[REQUIREMENTS]: Copy out all the entries exactly.

[DATASET EXTRACT]:

┏━━

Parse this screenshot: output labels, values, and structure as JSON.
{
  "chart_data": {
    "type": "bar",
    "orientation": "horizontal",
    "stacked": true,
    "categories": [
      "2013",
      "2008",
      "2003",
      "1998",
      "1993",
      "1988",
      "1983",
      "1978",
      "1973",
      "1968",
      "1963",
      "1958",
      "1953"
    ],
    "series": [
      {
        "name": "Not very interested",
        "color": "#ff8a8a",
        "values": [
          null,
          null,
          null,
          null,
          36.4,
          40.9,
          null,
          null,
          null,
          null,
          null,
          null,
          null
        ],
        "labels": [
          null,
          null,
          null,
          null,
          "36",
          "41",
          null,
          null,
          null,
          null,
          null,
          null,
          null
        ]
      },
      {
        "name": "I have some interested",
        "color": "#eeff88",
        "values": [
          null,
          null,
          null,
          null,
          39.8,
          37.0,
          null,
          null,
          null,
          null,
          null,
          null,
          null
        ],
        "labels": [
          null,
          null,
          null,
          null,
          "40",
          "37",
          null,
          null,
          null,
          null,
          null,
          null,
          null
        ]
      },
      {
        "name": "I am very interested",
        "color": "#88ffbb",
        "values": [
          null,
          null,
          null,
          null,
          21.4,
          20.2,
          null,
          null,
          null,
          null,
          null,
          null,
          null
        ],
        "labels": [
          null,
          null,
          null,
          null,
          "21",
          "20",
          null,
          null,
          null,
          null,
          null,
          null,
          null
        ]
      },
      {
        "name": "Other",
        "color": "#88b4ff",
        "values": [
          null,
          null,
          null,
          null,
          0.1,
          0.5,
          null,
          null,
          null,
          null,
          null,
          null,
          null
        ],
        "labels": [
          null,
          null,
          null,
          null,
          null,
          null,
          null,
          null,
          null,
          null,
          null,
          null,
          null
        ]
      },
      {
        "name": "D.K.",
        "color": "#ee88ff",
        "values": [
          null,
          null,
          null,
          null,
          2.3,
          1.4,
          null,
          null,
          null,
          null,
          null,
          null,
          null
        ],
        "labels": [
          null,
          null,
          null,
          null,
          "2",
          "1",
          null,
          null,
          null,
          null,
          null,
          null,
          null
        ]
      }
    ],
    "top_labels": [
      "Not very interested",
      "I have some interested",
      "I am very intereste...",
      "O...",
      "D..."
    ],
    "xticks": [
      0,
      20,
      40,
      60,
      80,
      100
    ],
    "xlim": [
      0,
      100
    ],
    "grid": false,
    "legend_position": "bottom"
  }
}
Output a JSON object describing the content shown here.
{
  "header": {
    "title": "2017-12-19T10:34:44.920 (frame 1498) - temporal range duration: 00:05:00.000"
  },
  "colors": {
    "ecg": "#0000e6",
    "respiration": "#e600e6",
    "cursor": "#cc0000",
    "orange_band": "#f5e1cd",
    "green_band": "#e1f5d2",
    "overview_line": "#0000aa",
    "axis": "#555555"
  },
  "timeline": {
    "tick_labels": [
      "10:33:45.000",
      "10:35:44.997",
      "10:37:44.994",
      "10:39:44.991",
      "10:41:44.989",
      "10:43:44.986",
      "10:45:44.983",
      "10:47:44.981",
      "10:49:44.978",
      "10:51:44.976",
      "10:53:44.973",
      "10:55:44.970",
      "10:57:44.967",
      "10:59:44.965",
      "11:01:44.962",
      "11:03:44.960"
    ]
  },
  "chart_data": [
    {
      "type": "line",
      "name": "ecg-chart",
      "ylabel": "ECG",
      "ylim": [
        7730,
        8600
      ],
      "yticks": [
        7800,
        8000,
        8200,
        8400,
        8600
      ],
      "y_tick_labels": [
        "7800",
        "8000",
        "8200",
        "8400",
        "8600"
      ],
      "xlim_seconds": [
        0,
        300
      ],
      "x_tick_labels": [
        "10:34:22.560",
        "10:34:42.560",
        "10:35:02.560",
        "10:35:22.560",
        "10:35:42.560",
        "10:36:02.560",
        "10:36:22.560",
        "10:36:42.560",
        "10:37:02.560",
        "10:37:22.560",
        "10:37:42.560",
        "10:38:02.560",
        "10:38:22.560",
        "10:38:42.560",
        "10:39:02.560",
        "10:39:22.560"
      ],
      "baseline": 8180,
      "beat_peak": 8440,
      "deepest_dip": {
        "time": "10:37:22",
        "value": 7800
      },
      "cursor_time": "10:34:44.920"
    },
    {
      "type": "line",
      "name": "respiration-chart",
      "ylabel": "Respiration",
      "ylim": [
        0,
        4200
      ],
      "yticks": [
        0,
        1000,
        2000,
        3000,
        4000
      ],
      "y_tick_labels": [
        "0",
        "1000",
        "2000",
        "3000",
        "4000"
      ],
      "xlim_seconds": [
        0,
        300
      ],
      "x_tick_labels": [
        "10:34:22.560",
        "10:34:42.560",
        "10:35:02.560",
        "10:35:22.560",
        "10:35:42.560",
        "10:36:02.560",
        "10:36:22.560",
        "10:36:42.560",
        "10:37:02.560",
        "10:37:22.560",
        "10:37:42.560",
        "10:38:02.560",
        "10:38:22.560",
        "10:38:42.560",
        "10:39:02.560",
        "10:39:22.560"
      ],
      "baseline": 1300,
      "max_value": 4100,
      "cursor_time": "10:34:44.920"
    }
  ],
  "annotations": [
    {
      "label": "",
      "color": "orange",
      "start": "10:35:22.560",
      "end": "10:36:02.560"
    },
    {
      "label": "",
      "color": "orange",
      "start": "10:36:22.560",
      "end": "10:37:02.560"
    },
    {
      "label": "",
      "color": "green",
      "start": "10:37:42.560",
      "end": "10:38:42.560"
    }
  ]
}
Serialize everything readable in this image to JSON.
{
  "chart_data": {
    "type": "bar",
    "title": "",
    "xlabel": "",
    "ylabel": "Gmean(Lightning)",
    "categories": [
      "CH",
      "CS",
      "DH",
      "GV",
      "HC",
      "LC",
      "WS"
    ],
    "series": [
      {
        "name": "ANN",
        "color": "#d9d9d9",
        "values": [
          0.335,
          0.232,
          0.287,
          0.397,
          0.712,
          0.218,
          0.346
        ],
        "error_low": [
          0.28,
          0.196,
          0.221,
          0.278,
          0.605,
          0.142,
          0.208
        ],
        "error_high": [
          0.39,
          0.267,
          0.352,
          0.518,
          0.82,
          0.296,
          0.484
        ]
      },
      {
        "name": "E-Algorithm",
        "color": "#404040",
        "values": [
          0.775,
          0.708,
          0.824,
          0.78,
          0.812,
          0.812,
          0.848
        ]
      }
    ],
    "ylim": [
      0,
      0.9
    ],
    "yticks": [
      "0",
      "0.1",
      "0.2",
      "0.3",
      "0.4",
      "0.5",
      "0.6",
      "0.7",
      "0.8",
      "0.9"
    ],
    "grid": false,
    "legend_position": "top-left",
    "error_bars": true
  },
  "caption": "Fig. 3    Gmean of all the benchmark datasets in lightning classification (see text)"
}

┗━━

[RESULT OF THE TASK]:
Parse this screenshot: output labels, values, and structure as JSON.
{
  "chart_data": {
    "type": "bar",
    "orientation": "horizontal",
    "stacked": true,
    "categories": [
      "2013",
      "2008",
      "2003",
      "1998",
      "1993",
      "1988",
      "1983",
      "1978",
      "1973",
      "1968",
      "1963",
      "1958",
      "1953"
    ],
    "series": [
      {
        "name": "Not very interested",
        "color": "#ff8a8a",
        "values": [
          null,
          null,
          null,
          null,
          36.4,
          40.9,
          null,
          null,
          null,
          null,
          null,
          null,
          null
        ],
        "labels": [
          null,
          null,
          null,
          null,
          "36",
          "41",
          null,
          null,
          null,
          null,
          null,
          null,
          null
        ]
      },
      {
        "name": "I have some interested",
        "color": "#eeff88",
        "values": [
          null,
          null,
          null,
          null,
          39.8,
          37.0,
          null,
          null,
          null,
          null,
          null,
          null,
          null
        ],
        "labels": [
          null,
          null,
          null,
          null,
          "40",
          "37",
          null,
          null,
          null,
          null,
          null,
          null,
          null
        ]
      },
      {
        "name": "I am very interested",
        "color": "#88ffbb",
        "values": [
          null,
          null,
          null,
          null,
          21.4,
          20.2,
          null,
          null,
          null,
          null,
          null,
          null,
          null
        ],
        "labels": [
          null,
          null,
          null,
          null,
          "21",
          "20",
          null,
          null,
          null,
          null,
          null,
          null,
          null
        ]
      },
      {
        "name": "Other",
        "color": "#88b4ff",
        "values": [
          null,
          null,
          null,
          null,
          0.1,
          0.5,
          null,
          null,
          null,
          null,
          null,
          null,
          null
        ],
        "labels": [
          null,
          null,
          null,
          null,
          null,
          null,
          null,
          null,
          null,
          null,
          null,
          null,
          null
        ]
      },
      {
        "name": "D.K.",
        "color": "#ee88ff",
        "values": [
          null,
          null,
          null,
          null,
          2.3,
          1.4,
          null,
          null,
          null,
          null,
          null,
          null,
          null
        ],
        "labels": [
          null,
          null,
          null,
          null,
          "2",
          "1",
          null,
          null,
          null,
          null,
          null,
          null,
          null
        ]
      }
    ],
    "top_labels": [
      "Not very interested",
      "I have some interested",
      "I am very intereste...",
      "O...",
      "D..."
    ],
    "xticks": [
      0,
      20,
      40,
      60,
      80,
      100
    ],
    "xlim": [
      0,
      100
    ],
    "grid": false,
    "legend_position": "bottom"
  }
}
Output a JSON object describing the content shown here.
{
  "header": {
    "title": "2017-12-19T10:34:44.920 (frame 1498) - temporal range duration: 00:05:00.000"
  },
  "colors": {
    "ecg": "#0000e6",
    "respiration": "#e600e6",
    "cursor": "#cc0000",
    "orange_band": "#f5e1cd",
    "green_band": "#e1f5d2",
    "overview_line": "#0000aa",
    "axis": "#555555"
  },
  "timeline": {
    "tick_labels": [
      "10:33:45.000",
      "10:35:44.997",
      "10:37:44.994",
      "10:39:44.991",
      "10:41:44.989",
      "10:43:44.986",
      "10:45:44.983",
      "10:47:44.981",
      "10:49:44.978",
      "10:51:44.976",
      "10:53:44.973",
      "10:55:44.970",
      "10:57:44.967",
      "10:59:44.965",
      "11:01:44.962",
      "11:03:44.960"
    ]
  },
  "chart_data": [
    {
      "type": "line",
      "name": "ecg-chart",
      "ylabel": "ECG",
      "ylim": [
        7730,
        8600
      ],
      "yticks": [
        7800,
        8000,
        8200,
        8400,
        8600
      ],
      "y_tick_labels": [
        "7800",
        "8000",
        "8200",
        "8400",
        "8600"
      ],
      "xlim_seconds": [
        0,
        300
      ],
      "x_tick_labels": [
        "10:34:22.560",
        "10:34:42.560",
        "10:35:02.560",
        "10:35:22.560",
        "10:35:42.560",
        "10:36:02.560",
        "10:36:22.560",
        "10:36:42.560",
        "10:37:02.560",
        "10:37:22.560",
        "10:37:42.560",
        "10:38:02.560",
        "10:38:22.560",
        "10:38:42.560",
        "10:39:02.560",
        "10:39:22.560"
      ],
      "baseline": 8180,
      "beat_peak": 8440,
      "deepest_dip": {
        "time": "10:37:22",
        "value": 7800
      },
      "cursor_time": "10:34:44.920"
    },
    {
      "type": "line",
      "name": "respiration-chart",
      "ylabel": "Respiration",
      "ylim": [
        0,
        4200
      ],
      "yticks": [
        0,
        1000,
        2000,
        3000,
        4000
      ],
      "y_tick_labels": [
        "0",
        "1000",
        "2000",
        "3000",
        "4000"
      ],
      "xlim_seconds": [
        0,
        300
      ],
      "x_tick_labels": [
        "10:34:22.560",
        "10:34:42.560",
        "10:35:02.560",
        "10:35:22.560",
        "10:35:42.560",
        "10:36:02.560",
        "10:36:22.560",
        "10:36:42.560",
        "10:37:02.560",
        "10:37:22.560",
        "10:37:42.560",
        "10:38:02.560",
        "10:38:22.560",
        "10:38:42.560",
        "10:39:02.560",
        "10:39:22.560"
      ],
      "baseline": 1300,
      "max_value": 4100,
      "cursor_time": "10:34:44.920"
    }
  ],
  "annotations": [
    {
      "label": "",
      "color": "orange",
      "start": "10:35:22.560",
      "end": "10:36:02.560"
    },
    {
      "label": "",
      "color": "orange",
      "start": "10:36:22.560",
      "end": "10:37:02.560"
    },
    {
      "label": "",
      "color": "green",
      "start": "10:37:42.560",
      "end": "10:38:42.560"
    }
  ]
}
Serialize everything readable in this image to JSON.
{
  "chart_data": {
    "type": "bar",
    "title": "",
    "xlabel": "",
    "ylabel": "Gmean(Lightning)",
    "categories": [
      "CH",
      "CS",
      "DH",
      "GV",
      "HC",
      "LC",
      "WS"
    ],
    "series": [
      {
        "name": "ANN",
        "color": "#d9d9d9",
        "values": [
          0.335,
          0.232,
          0.287,
          0.397,
          0.712,
          0.218,
          0.346
        ],
        "error_low": [
          0.28,
          0.196,
          0.221,
          0.278,
          0.605,
          0.142,
          0.208
        ],
        "error_high": [
          0.39,
          0.267,
          0.352,
          0.518,
          0.82,
          0.296,
          0.484
        ]
      },
      {
        "name": "E-Algorithm",
        "color": "#404040",
        "values": [
          0.775,
          0.708,
          0.824,
          0.78,
          0.812,
          0.812,
          0.848
        ]
      }
    ],
    "ylim": [
      0,
      0.9
    ],
    "yticks": [
      "0",
      "0.1",
      "0.2",
      "0.3",
      "0.4",
      "0.5",
      "0.6",
      "0.7",
      "0.8",
      "0.9"
    ],
    "grid": false,
    "legend_position": "top-left",
    "error_bars": true
  },
  "caption": "Fig. 3    Gmean of all the benchmark datasets in lightning classification (see text)"
}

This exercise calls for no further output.